### DIRECTIONS
Write the material out again in full, exactly.
-- RECORDS SHOWN start --
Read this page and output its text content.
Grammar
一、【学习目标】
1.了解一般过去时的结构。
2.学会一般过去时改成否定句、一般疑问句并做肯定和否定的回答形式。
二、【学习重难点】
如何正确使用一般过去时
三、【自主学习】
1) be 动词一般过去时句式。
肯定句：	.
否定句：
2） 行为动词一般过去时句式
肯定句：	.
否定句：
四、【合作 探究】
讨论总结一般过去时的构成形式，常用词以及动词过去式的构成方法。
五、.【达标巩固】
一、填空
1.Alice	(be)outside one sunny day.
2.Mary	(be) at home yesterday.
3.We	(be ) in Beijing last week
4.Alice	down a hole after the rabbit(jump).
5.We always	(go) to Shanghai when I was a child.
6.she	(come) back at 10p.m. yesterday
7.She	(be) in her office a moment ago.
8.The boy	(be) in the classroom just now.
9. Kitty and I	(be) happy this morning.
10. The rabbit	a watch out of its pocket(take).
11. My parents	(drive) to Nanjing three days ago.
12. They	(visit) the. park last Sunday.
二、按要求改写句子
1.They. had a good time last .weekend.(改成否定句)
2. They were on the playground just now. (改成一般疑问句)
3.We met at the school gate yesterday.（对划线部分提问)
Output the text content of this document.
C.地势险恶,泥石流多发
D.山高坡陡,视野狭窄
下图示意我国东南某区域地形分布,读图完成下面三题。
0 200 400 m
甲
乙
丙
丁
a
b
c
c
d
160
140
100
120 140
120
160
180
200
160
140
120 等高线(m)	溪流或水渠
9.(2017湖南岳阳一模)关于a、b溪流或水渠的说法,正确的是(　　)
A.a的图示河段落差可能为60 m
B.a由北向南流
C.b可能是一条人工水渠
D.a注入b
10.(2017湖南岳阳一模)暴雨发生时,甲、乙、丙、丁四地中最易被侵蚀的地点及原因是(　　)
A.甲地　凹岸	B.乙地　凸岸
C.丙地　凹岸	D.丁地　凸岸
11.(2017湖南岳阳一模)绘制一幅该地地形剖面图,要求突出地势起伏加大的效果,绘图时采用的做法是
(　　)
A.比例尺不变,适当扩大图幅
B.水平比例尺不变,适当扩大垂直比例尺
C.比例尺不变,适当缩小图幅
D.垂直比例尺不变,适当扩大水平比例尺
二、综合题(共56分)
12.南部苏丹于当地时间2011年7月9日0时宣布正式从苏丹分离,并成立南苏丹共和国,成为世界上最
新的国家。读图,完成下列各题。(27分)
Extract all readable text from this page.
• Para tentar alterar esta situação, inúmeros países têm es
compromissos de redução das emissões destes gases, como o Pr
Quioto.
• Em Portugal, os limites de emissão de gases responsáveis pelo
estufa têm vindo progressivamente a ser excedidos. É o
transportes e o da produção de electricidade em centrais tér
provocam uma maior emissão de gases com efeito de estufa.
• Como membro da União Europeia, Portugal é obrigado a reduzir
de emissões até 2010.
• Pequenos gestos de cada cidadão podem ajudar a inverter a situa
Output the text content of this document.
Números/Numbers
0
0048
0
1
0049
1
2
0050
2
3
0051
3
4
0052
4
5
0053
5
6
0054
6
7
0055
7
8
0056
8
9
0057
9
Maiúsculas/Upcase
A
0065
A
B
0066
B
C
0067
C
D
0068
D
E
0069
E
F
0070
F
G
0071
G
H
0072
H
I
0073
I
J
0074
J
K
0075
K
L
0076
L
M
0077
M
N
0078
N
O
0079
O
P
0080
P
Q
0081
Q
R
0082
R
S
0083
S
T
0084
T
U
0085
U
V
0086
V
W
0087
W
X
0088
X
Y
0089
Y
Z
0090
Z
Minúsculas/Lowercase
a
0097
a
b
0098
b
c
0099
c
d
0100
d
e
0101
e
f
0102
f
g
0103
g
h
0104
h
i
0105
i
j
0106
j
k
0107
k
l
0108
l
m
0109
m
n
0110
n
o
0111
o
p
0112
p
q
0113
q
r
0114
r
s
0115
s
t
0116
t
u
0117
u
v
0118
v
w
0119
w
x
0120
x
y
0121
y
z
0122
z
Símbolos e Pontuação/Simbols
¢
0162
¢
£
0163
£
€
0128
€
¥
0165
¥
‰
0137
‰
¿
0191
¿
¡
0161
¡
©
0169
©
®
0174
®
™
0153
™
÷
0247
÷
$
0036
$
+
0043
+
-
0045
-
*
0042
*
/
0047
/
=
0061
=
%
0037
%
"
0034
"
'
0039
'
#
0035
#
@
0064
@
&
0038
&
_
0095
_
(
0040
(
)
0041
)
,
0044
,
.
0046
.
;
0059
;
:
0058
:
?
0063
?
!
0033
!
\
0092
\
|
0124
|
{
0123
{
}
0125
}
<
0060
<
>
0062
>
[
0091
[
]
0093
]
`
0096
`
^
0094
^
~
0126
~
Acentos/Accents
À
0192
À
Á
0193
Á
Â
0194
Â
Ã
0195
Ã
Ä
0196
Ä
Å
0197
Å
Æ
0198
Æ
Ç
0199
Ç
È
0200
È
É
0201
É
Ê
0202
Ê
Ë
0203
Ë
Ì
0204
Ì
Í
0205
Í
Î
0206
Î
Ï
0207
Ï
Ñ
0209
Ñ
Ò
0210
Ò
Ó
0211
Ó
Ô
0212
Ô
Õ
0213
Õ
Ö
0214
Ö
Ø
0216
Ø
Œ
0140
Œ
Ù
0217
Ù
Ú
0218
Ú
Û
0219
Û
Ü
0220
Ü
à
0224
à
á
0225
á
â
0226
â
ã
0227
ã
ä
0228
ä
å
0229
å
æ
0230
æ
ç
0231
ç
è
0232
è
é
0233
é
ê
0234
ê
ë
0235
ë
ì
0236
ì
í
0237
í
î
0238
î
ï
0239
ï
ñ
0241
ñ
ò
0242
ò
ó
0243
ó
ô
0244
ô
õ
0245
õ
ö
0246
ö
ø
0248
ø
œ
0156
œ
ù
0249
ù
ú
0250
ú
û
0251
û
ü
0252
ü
-- RECORDS SHOWN end --
### COMPLETED TASK
Read this page and output its text content.
Grammar
一、【学习目标】
1.了解一般过去时的结构。
2.学会一般过去时改成否定句、一般疑问句并做肯定和否定的回答形式。
二、【学习重难点】
如何正确使用一般过去时
三、【自主学习】
1) be 动词一般过去时句式。
肯定句：	.
否定句：
2） 行为动词一般过去时句式
肯定句：	.
否定句：
四、【合作 探究】
讨论总结一般过去时的构成形式，常用词以及动词过去式的构成方法。
五、.【达标巩固】
一、填空
1.Alice	(be)outside one sunny day.
2.Mary	(be) at home yesterday.
3.We	(be ) in Beijing last week
4.Alice	down a hole after the rabbit(jump).
5.We always	(go) to Shanghai when I was a child.
6.she	(come) back at 10p.m. yesterday
7.She	(be) in her office a moment ago.
8.The boy	(be) in the classroom just now.
9. Kitty and I	(be) happy this morning.
10. The rabbit	a watch out of its pocket(take).
11. My parents	(drive) to Nanjing three days ago.
12. They	(visit) the. park last Sunday.
二、按要求改写句子
1.They. had a good time last .weekend.(改成否定句)
2. They were on the playground just now. (改成一般疑问句)
3.We met at the school gate yesterday.（对划线部分提问)
Output the text content of this document.
C.地势险恶,泥石流多发
D.山高坡陡,视野狭窄
下图示意我国东南某区域地形分布,读图完成下面三题。
0 200 400 m
甲
乙
丙
丁
a
b
c
c
d
160
140
100
120 140
120
160
180
200
160
140
120 等高线(m)	溪流或水渠
9.(2017湖南岳阳一模)关于a、b溪流或水渠的说法,正确的是(　　)
A.a的图示河段落差可能为60 m
B.a由北向南流
C.b可能是一条人工水渠
D.a注入b
10.(2017湖南岳阳一模)暴雨发生时,甲、乙、丙、丁四地中最易被侵蚀的地点及原因是(　　)
A.甲地　凹岸	B.乙地　凸岸
C.丙地　凹岸	D.丁地　凸岸
11.(2017湖南岳阳一模)绘制一幅该地地形剖面图,要求突出地势起伏加大的效果,绘图时采用的做法是
(　　)
A.比例尺不变,适当扩大图幅
B.水平比例尺不变,适当扩大垂直比例尺
C.比例尺不变,适当缩小图幅
D.垂直比例尺不变,适当扩大水平比例尺
二、综合题(共56分)
12.南部苏丹于当地时间2011年7月9日0时宣布正式从苏丹分离,并成立南苏丹共和国,成为世界上最
新的国家。读图,完成下列各题。(27分)
Extract all readable text from this page.
• Para tentar alterar esta situação, inúmeros países têm es
compromissos de redução das emissões destes gases, como o Pr
Quioto.
• Em Portugal, os limites de emissão de gases responsáveis pelo
estufa têm vindo progressivamente a ser excedidos. É o
transportes e o da produção de electricidade em centrais tér
provocam uma maior emissão de gases com efeito de estufa.
• Como membro da União Europeia, Portugal é obrigado a reduzir
de emissões até 2010.
• Pequenos gestos de cada cidadão podem ajudar a inverter a situa
Output the text content of this document.
Números/Numbers
0
0048
0
1
0049
1
2
0050
2
3
0051
3
4
0052
4
5
0053
5
6
0054
6
7
0055
7
8
0056
8
9
0057
9
Maiúsculas/Upcase
A
0065
A
B
0066
B
C
0067
C
D
0068
D
E
0069
E
F
0070
F
G
0071
G
H
0072
H
I
0073
I
J
0074
J
K
0075
K
L
0076
L
M
0077
M
N
0078
N
O
0079
O
P
0080
P
Q
0081
Q
R
0082
R
S
0083
S
T
0084
T
U
0085
U
V
0086
V
W
0087
W
X
0088
X
Y
0089
Y
Z
0090
Z
Minúsculas/Lowercase
a
0097
a
b
0098
b
c
0099
c
d
0100
d
e
0101
e
f
0102
f
g
0103
g
h
0104
h
i
0105
i
j
0106
j
k
0107
k
l
0108
l
m
0109
m
n
0110
n
o
0111
o
p
0112
p
q
0113
q
r
0114
r
s
0115
s
t
0116
t
u
0117
u
v
0118
v
w
0119
w
x
0120
x
y
0121
y
z
0122
z
Símbolos e Pontuação/Simbols
¢
0162
¢
£
0163
£
€
0128
€
¥
0165
¥
‰
0137
‰
¿
0191
¿
¡
0161
¡
©
0169
©
®
0174
®
™
0153
™
÷
0247
÷
$
0036
$
+
0043
+
-
0045
-
*
0042
*
/
0047
/
=
0061
=
%
0037
%
"
0034
"
'
0039
'
#
0035
#
@
0064
@
&
0038
&
_
0095
_
(
0040
(
)
0041
)
,
0044
,
.
0046
.
;
0059
;
:
0058
:
?
0063
?
!
0033
!
\
0092
\
|
0124
|
{
0123
{
}
0125
}
<
0060
<
>
0062
>
[
0091
[
]
0093
]
`
0096
`
^
0094
^
~
0126
~
Acentos/Accents
À
0192
À
Á
0193
Á
Â
0194
Â
Ã
0195
Ã
Ä
0196
Ä
Å
0197
Å
Æ
0198
Æ
Ç
0199
Ç
È
0200
È
É
0201
É
Ê
0202
Ê
Ë
0203
Ë
Ì
0204
Ì
Í
0205
Í
Î
0206
Î
Ï
0207
Ï
Ñ
0209
Ñ
Ò
0210
Ò
Ó
0211
Ó
Ô
0212
Ô
Õ
0213
Õ
Ö
0214
Ö
Ø
0216
Ø
Œ
0140
Œ
Ù
0217
Ù
Ú
0218
Ú
Û
0219
Û
Ü
0220
Ü
à
0224
à
á
0225
á
â
0226
â
ã
0227
ã
ä
0228
ä
å
0229
å
æ
0230
æ
ç
0231
ç
è
0232
è
é
0233
é
ê
0234
ê
ë
0235
ë
ì
0236
ì
í
0237
í
î
0238
î
ï
0239
ï
ñ
0241
ñ
ò
0242
ò
ó
0243
ó
ô
0244
ô
õ
0245
õ
ö
0246
ö
ø
0248
ø
œ
0156
œ
ù
0249
ù
ú
0250
ú
û
0251
û
ü
0252
ü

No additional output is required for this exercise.